▶ Task objective
Show all lines from the listing below that contain "JSON".

▶ Records for this task
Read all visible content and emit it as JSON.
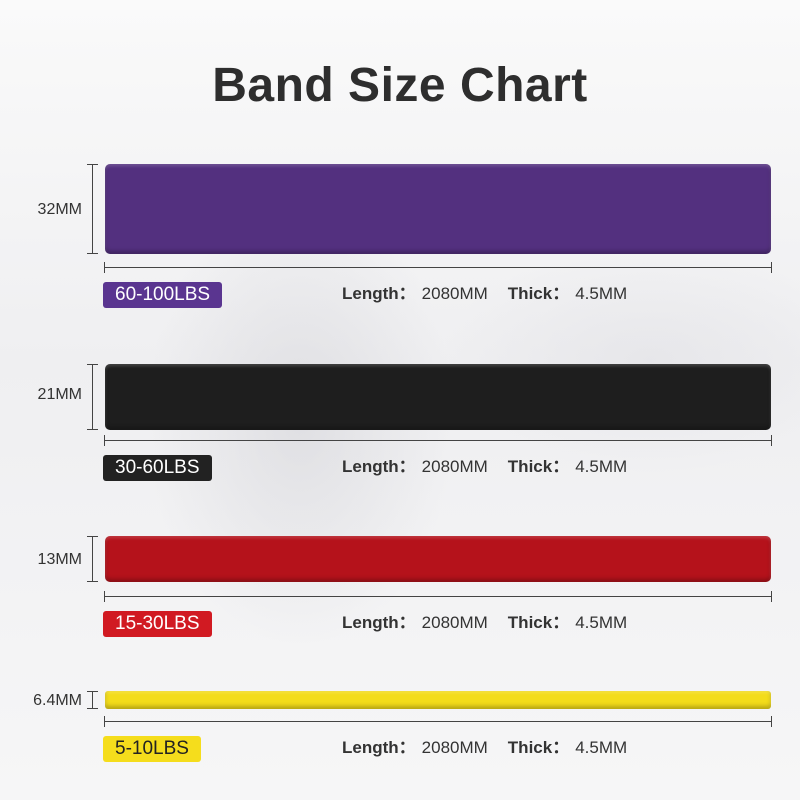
{
  "title": "Band Size Chart",
  "bands": [
    {
      "width": "32MM",
      "resistance": "60-100LBS",
      "color": "#53307f",
      "badge_color": "#5a3590",
      "badge_text_color": "#ffffff",
      "length_label": "Length：",
      "length_value": "2080MM",
      "thick_label": "Thick：",
      "thick_value": "4.5MM"
    },
    {
      "width": "21MM",
      "resistance": "30-60LBS",
      "color": "#1e1e1e",
      "badge_color": "#222222",
      "badge_text_color": "#ffffff",
      "length_label": "Length：",
      "length_value": "2080MM",
      "thick_label": "Thick：",
      "thick_value": "4.5MM"
    },
    {
      "width": "13MM",
      "resistance": "15-30LBS",
      "color": "#b5121b",
      "badge_color": "#d11a22",
      "badge_text_color": "#ffffff",
      "length_label": "Length：",
      "length_value": "2080MM",
      "thick_label": "Thick：",
      "thick_value": "4.5MM"
    },
    {
      "width": "6.4MM",
      "resistance": "5-10LBS",
      "color": "#f3dc1a",
      "badge_color": "#f5dd1c",
      "badge_text_color": "#222222",
      "length_label": "Length：",
      "length_value": "2080MM",
      "thick_label": "Thick：",
      "thick_value": "4.5MM"
    }
  ]
}
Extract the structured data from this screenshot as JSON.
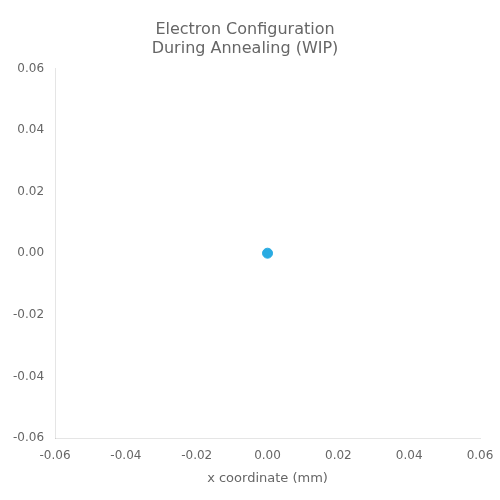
{
  "chart_data": {
    "type": "scatter",
    "title": "Electron Configuration\nDuring Annealing (WIP)",
    "xlabel": "x coordinate (mm)",
    "x": [
      0.0
    ],
    "values": [
      0.0
    ],
    "color": "#29ABE2",
    "xlim": [
      -0.06,
      0.06
    ],
    "ylim": [
      -0.06,
      0.06
    ],
    "xticks": [
      -0.06,
      -0.04,
      -0.02,
      {
        "value": 0.0,
        "label": "0.00"
      },
      0.02,
      0.04,
      0.06
    ],
    "yticks": [
      -0.06,
      -0.04,
      -0.02,
      {
        "value": 0.0,
        "label": "0.00"
      },
      0.02,
      0.04,
      0.06
    ],
    "grid": false
  }
}
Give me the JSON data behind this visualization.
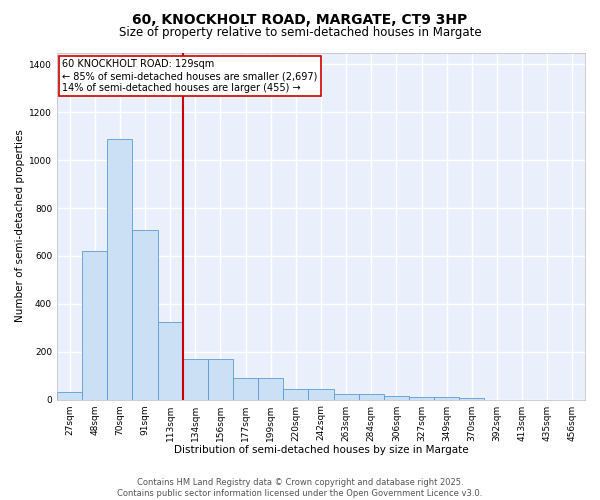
{
  "title_line1": "60, KNOCKHOLT ROAD, MARGATE, CT9 3HP",
  "title_line2": "Size of property relative to semi-detached houses in Margate",
  "xlabel": "Distribution of semi-detached houses by size in Margate",
  "ylabel": "Number of semi-detached properties",
  "categories": [
    "27sqm",
    "48sqm",
    "70sqm",
    "91sqm",
    "113sqm",
    "134sqm",
    "156sqm",
    "177sqm",
    "199sqm",
    "220sqm",
    "242sqm",
    "263sqm",
    "284sqm",
    "306sqm",
    "327sqm",
    "349sqm",
    "370sqm",
    "392sqm",
    "413sqm",
    "435sqm",
    "456sqm"
  ],
  "values": [
    30,
    620,
    1090,
    710,
    325,
    170,
    170,
    90,
    90,
    45,
    45,
    25,
    25,
    15,
    12,
    12,
    8,
    0,
    0,
    0,
    0
  ],
  "bar_color": "#cce0f5",
  "bar_edge_color": "#5b9bd5",
  "background_color": "#eaf0fb",
  "grid_color": "#ffffff",
  "vline_color": "#cc0000",
  "annotation_line1": "60 KNOCKHOLT ROAD: 129sqm",
  "annotation_line2": "← 85% of semi-detached houses are smaller (2,697)",
  "annotation_line3": "14% of semi-detached houses are larger (455) →",
  "annotation_box_color": "#cc0000",
  "ylim": [
    0,
    1450
  ],
  "yticks": [
    0,
    200,
    400,
    600,
    800,
    1000,
    1200,
    1400
  ],
  "footer_line1": "Contains HM Land Registry data © Crown copyright and database right 2025.",
  "footer_line2": "Contains public sector information licensed under the Open Government Licence v3.0.",
  "title_fontsize": 10,
  "subtitle_fontsize": 8.5,
  "axis_label_fontsize": 7.5,
  "tick_fontsize": 6.5,
  "annotation_fontsize": 7,
  "footer_fontsize": 6
}
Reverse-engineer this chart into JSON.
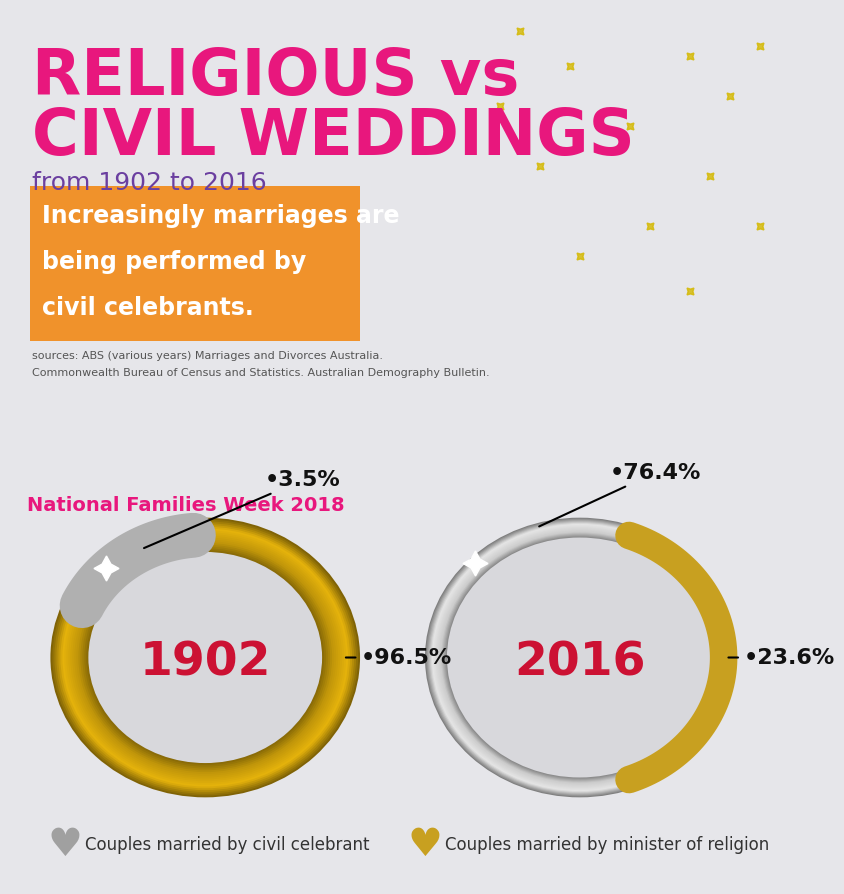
{
  "title_line1": "RELIGIOUS vs",
  "title_line2": "CIVIL WEDDINGS",
  "subtitle": "from 1902 to 2016",
  "highlight_text_lines": [
    "Increasingly marriages are",
    "being performed by",
    "civil celebrants."
  ],
  "sources_line1": "sources: ABS (various years) Marriages and Divorces Australia.",
  "sources_line2": "Commonwealth Bureau of Census and Statistics. Australian Demography Bulletin.",
  "footer_text": "National Families Week 2018",
  "year1": "1902",
  "year2": "2016",
  "civil_1902": "•3.5%",
  "religious_1902": "•96.5%",
  "civil_2016": "•76.4%",
  "religious_2016": "•23.6%",
  "bg_top": "#e6e6ea",
  "bg_bottom": "#d8d8dc",
  "title_color": "#e8177d",
  "subtitle_color": "#6b3fa0",
  "highlight_bg": "#f0922b",
  "highlight_text_color": "#ffffff",
  "footer_bg": "#f9c8d4",
  "footer_text_color": "#e8177d",
  "year_color": "#cc1133",
  "annotation_color": "#111111",
  "legend_civil_color": "#a0a0a0",
  "legend_religion_color": "#c8a020",
  "star_color": "#d4b800",
  "gold_mid": "#d4a820",
  "gold_light": "#f0d060",
  "gold_dark": "#a07810",
  "silver_mid": "#c0c0c0",
  "silver_light": "#e8e8e8",
  "silver_dark": "#888888"
}
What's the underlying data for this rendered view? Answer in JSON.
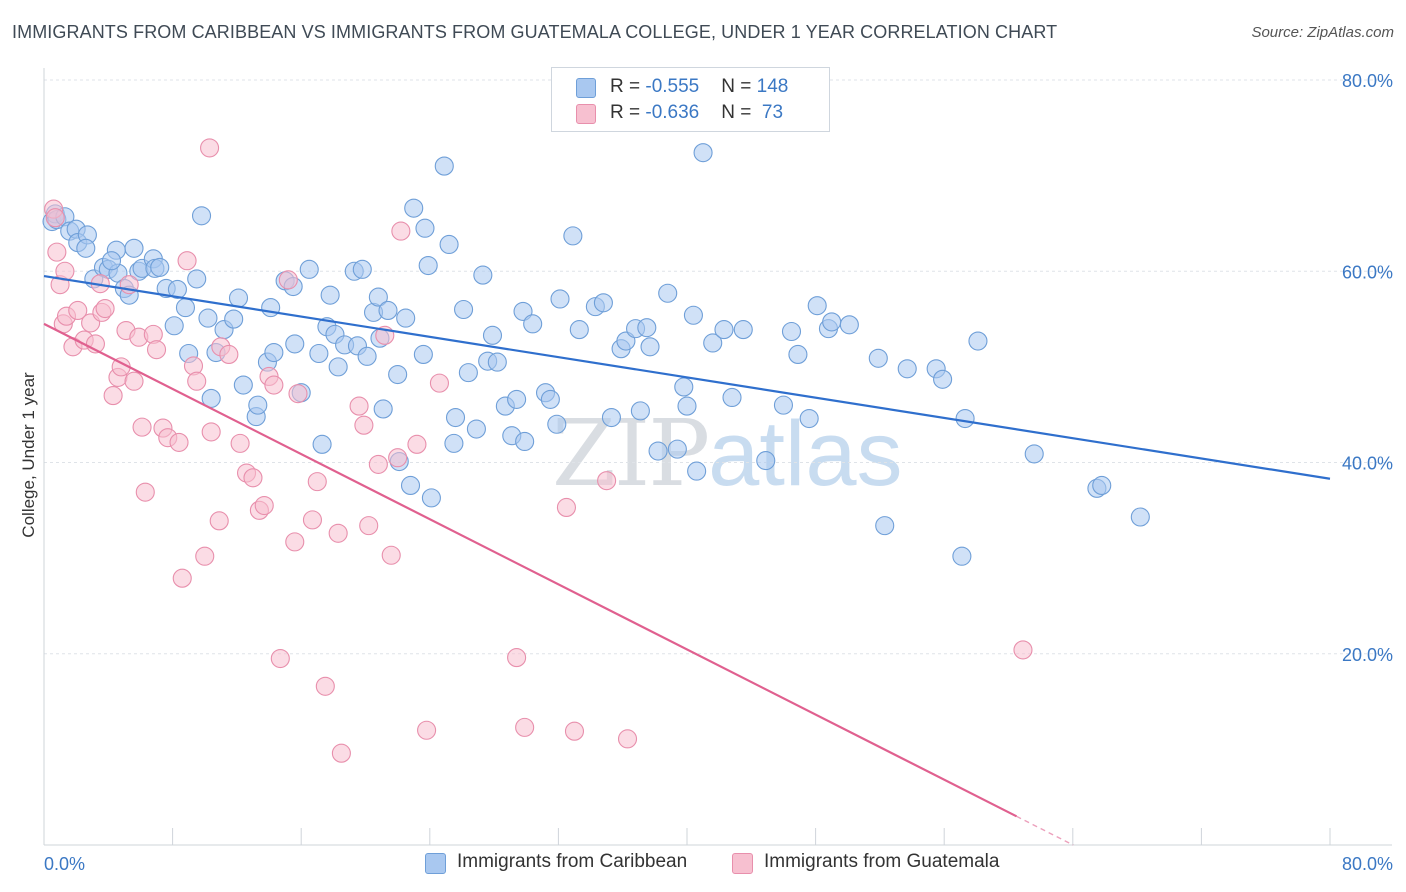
{
  "title": "IMMIGRANTS FROM CARIBBEAN VS IMMIGRANTS FROM GUATEMALA COLLEGE, UNDER 1 YEAR CORRELATION CHART",
  "source": "Source: ZipAtlas.com",
  "watermark": {
    "zip": "ZIP",
    "atlas": "atlas"
  },
  "legend": [
    {
      "r_label": "R = ",
      "r_value": "-0.555",
      "n_label": "N = ",
      "n_value": "148"
    },
    {
      "r_label": "R = ",
      "r_value": "-0.636",
      "n_label": "N = ",
      "n_value": " 73"
    }
  ],
  "colors": {
    "blue_fill": "#a9c8f0",
    "blue_stroke": "#6f9fd8",
    "blue_line": "#2f6fcd",
    "pink_fill": "#f7c0d0",
    "pink_stroke": "#e88fac",
    "pink_line": "#e0608f",
    "grid": "#dfe3e8",
    "tick_text": "#3b78c4"
  },
  "chart_data": {
    "type": "scatter",
    "title": "IMMIGRANTS FROM CARIBBEAN VS IMMIGRANTS FROM GUATEMALA COLLEGE, UNDER 1 YEAR CORRELATION CHART",
    "xlabel": "",
    "ylabel": "College, Under 1 year",
    "xlim": [
      0,
      80
    ],
    "ylim": [
      0,
      80
    ],
    "x_tick_labels": [
      "0.0%",
      "80.0%"
    ],
    "y_ticks": [
      20,
      40,
      60,
      80
    ],
    "y_tick_labels": [
      "20.0%",
      "40.0%",
      "60.0%",
      "80.0%"
    ],
    "grid": true,
    "legend_position": "top-center",
    "series": [
      {
        "name": "Immigrants from Caribbean",
        "color": "#a9c8f0",
        "trend": {
          "x": [
            0,
            80
          ],
          "y": [
            59.5,
            38.3
          ]
        },
        "points": [
          [
            0.5,
            65.2
          ],
          [
            0.7,
            66.0
          ],
          [
            0.8,
            65.4
          ],
          [
            1.3,
            65.7
          ],
          [
            1.6,
            64.2
          ],
          [
            2.0,
            64.4
          ],
          [
            2.1,
            63.0
          ],
          [
            2.7,
            63.8
          ],
          [
            2.6,
            62.4
          ],
          [
            3.1,
            59.2
          ],
          [
            3.7,
            60.4
          ],
          [
            4.0,
            60.2
          ],
          [
            4.6,
            59.8
          ],
          [
            4.5,
            62.2
          ],
          [
            4.2,
            61.1
          ],
          [
            5.0,
            58.2
          ],
          [
            5.3,
            57.5
          ],
          [
            5.6,
            62.4
          ],
          [
            5.9,
            60.0
          ],
          [
            6.1,
            60.3
          ],
          [
            6.8,
            61.3
          ],
          [
            6.9,
            60.3
          ],
          [
            7.2,
            60.4
          ],
          [
            7.6,
            58.2
          ],
          [
            8.1,
            54.3
          ],
          [
            8.3,
            58.1
          ],
          [
            8.8,
            56.2
          ],
          [
            9.0,
            51.4
          ],
          [
            9.5,
            59.2
          ],
          [
            9.8,
            65.8
          ],
          [
            10.2,
            55.1
          ],
          [
            10.4,
            46.7
          ],
          [
            10.7,
            51.5
          ],
          [
            11.2,
            53.9
          ],
          [
            11.8,
            55.0
          ],
          [
            12.1,
            57.2
          ],
          [
            12.4,
            48.1
          ],
          [
            13.2,
            44.8
          ],
          [
            13.3,
            46.0
          ],
          [
            13.9,
            50.5
          ],
          [
            14.1,
            56.2
          ],
          [
            14.3,
            51.5
          ],
          [
            15.0,
            59.0
          ],
          [
            15.5,
            58.4
          ],
          [
            15.6,
            52.4
          ],
          [
            16.0,
            47.3
          ],
          [
            16.5,
            60.2
          ],
          [
            17.1,
            51.4
          ],
          [
            17.3,
            41.9
          ],
          [
            17.6,
            54.2
          ],
          [
            17.8,
            57.5
          ],
          [
            18.1,
            53.4
          ],
          [
            18.3,
            50.0
          ],
          [
            18.7,
            52.3
          ],
          [
            19.3,
            60.0
          ],
          [
            19.5,
            52.2
          ],
          [
            19.8,
            60.2
          ],
          [
            20.1,
            51.1
          ],
          [
            20.5,
            55.7
          ],
          [
            20.8,
            57.3
          ],
          [
            20.9,
            53.0
          ],
          [
            21.1,
            45.6
          ],
          [
            21.4,
            55.9
          ],
          [
            22.0,
            49.2
          ],
          [
            22.1,
            40.1
          ],
          [
            22.5,
            55.1
          ],
          [
            23.0,
            66.6
          ],
          [
            22.8,
            37.6
          ],
          [
            23.6,
            51.3
          ],
          [
            23.7,
            64.5
          ],
          [
            23.9,
            60.6
          ],
          [
            24.1,
            36.3
          ],
          [
            24.9,
            71.0
          ],
          [
            25.2,
            62.8
          ],
          [
            25.5,
            42.0
          ],
          [
            25.6,
            44.7
          ],
          [
            26.1,
            56.0
          ],
          [
            26.4,
            49.4
          ],
          [
            26.9,
            43.5
          ],
          [
            27.3,
            59.6
          ],
          [
            27.6,
            50.6
          ],
          [
            27.9,
            53.3
          ],
          [
            28.2,
            50.5
          ],
          [
            28.7,
            45.9
          ],
          [
            29.1,
            42.8
          ],
          [
            29.4,
            46.6
          ],
          [
            29.8,
            55.8
          ],
          [
            29.9,
            42.2
          ],
          [
            30.4,
            54.5
          ],
          [
            31.2,
            47.3
          ],
          [
            31.5,
            46.6
          ],
          [
            31.9,
            44.0
          ],
          [
            32.1,
            57.1
          ],
          [
            32.9,
            63.7
          ],
          [
            33.3,
            53.9
          ],
          [
            34.3,
            56.3
          ],
          [
            34.8,
            56.7
          ],
          [
            35.3,
            44.7
          ],
          [
            35.9,
            51.9
          ],
          [
            36.2,
            52.7
          ],
          [
            36.8,
            54.0
          ],
          [
            37.1,
            45.4
          ],
          [
            37.5,
            54.1
          ],
          [
            37.7,
            52.1
          ],
          [
            38.2,
            41.2
          ],
          [
            38.8,
            57.7
          ],
          [
            39.4,
            41.4
          ],
          [
            39.8,
            47.9
          ],
          [
            40.0,
            45.9
          ],
          [
            40.4,
            55.4
          ],
          [
            40.6,
            39.1
          ],
          [
            41.0,
            72.4
          ],
          [
            41.6,
            52.5
          ],
          [
            42.3,
            53.9
          ],
          [
            42.8,
            46.8
          ],
          [
            43.5,
            53.9
          ],
          [
            44.9,
            40.2
          ],
          [
            46.0,
            46.0
          ],
          [
            46.5,
            53.7
          ],
          [
            46.9,
            51.3
          ],
          [
            47.6,
            44.6
          ],
          [
            48.1,
            56.4
          ],
          [
            48.8,
            54.0
          ],
          [
            49.0,
            54.7
          ],
          [
            50.1,
            54.4
          ],
          [
            51.9,
            50.9
          ],
          [
            52.3,
            33.4
          ],
          [
            53.7,
            49.8
          ],
          [
            55.5,
            49.8
          ],
          [
            55.9,
            48.7
          ],
          [
            57.3,
            44.6
          ],
          [
            58.1,
            52.7
          ],
          [
            61.6,
            40.9
          ],
          [
            65.5,
            37.3
          ],
          [
            65.8,
            37.6
          ],
          [
            68.2,
            34.3
          ],
          [
            57.1,
            30.2
          ]
        ]
      },
      {
        "name": "Immigrants from Guatemala",
        "color": "#f7c0d0",
        "trend": {
          "x": [
            0,
            60.5
          ],
          "y": [
            54.5,
            3.0
          ]
        },
        "points": [
          [
            0.6,
            66.5
          ],
          [
            0.7,
            65.6
          ],
          [
            0.8,
            62.0
          ],
          [
            1.0,
            58.6
          ],
          [
            1.2,
            54.5
          ],
          [
            1.4,
            55.3
          ],
          [
            1.8,
            52.1
          ],
          [
            2.1,
            55.9
          ],
          [
            2.5,
            52.8
          ],
          [
            2.9,
            54.6
          ],
          [
            3.2,
            52.4
          ],
          [
            3.5,
            58.7
          ],
          [
            3.6,
            55.7
          ],
          [
            3.8,
            56.1
          ],
          [
            4.3,
            47.0
          ],
          [
            4.6,
            48.9
          ],
          [
            4.8,
            50.0
          ],
          [
            5.1,
            53.8
          ],
          [
            5.3,
            58.6
          ],
          [
            5.6,
            48.5
          ],
          [
            5.9,
            53.1
          ],
          [
            6.1,
            43.7
          ],
          [
            6.3,
            36.9
          ],
          [
            6.8,
            53.4
          ],
          [
            7.0,
            51.8
          ],
          [
            7.4,
            43.6
          ],
          [
            7.7,
            42.6
          ],
          [
            8.4,
            42.1
          ],
          [
            8.6,
            27.9
          ],
          [
            8.9,
            61.1
          ],
          [
            9.3,
            50.1
          ],
          [
            9.5,
            48.5
          ],
          [
            10.0,
            30.2
          ],
          [
            10.4,
            43.2
          ],
          [
            10.9,
            33.9
          ],
          [
            11.0,
            52.1
          ],
          [
            11.5,
            51.3
          ],
          [
            12.2,
            42.0
          ],
          [
            12.6,
            38.9
          ],
          [
            13.0,
            38.4
          ],
          [
            13.4,
            35.0
          ],
          [
            13.7,
            35.5
          ],
          [
            14.0,
            49.0
          ],
          [
            14.3,
            48.1
          ],
          [
            14.7,
            19.5
          ],
          [
            15.2,
            59.1
          ],
          [
            15.6,
            31.7
          ],
          [
            15.8,
            47.2
          ],
          [
            16.7,
            34.0
          ],
          [
            17.0,
            38.0
          ],
          [
            17.5,
            16.6
          ],
          [
            18.3,
            32.6
          ],
          [
            18.5,
            9.6
          ],
          [
            19.6,
            45.9
          ],
          [
            19.9,
            43.9
          ],
          [
            20.2,
            33.4
          ],
          [
            20.8,
            39.8
          ],
          [
            21.2,
            53.3
          ],
          [
            21.6,
            30.3
          ],
          [
            22.0,
            40.5
          ],
          [
            22.2,
            64.2
          ],
          [
            23.2,
            41.9
          ],
          [
            23.8,
            12.0
          ],
          [
            24.6,
            48.3
          ],
          [
            29.4,
            19.6
          ],
          [
            29.9,
            12.3
          ],
          [
            32.5,
            35.3
          ],
          [
            33.0,
            11.9
          ],
          [
            35.0,
            38.1
          ],
          [
            36.3,
            11.1
          ],
          [
            60.9,
            20.4
          ],
          [
            10.3,
            72.9
          ],
          [
            1.3,
            60.0
          ]
        ]
      }
    ]
  }
}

▶ Answer below
Read all visible content and emit it as JSON.
Extract the structured data from this screenshot as JSON.
Give me the JSON data behind this visualization.
Reverse-engineer this chart into JSON.
What's the underlying data for this rendered view? Answer in JSON.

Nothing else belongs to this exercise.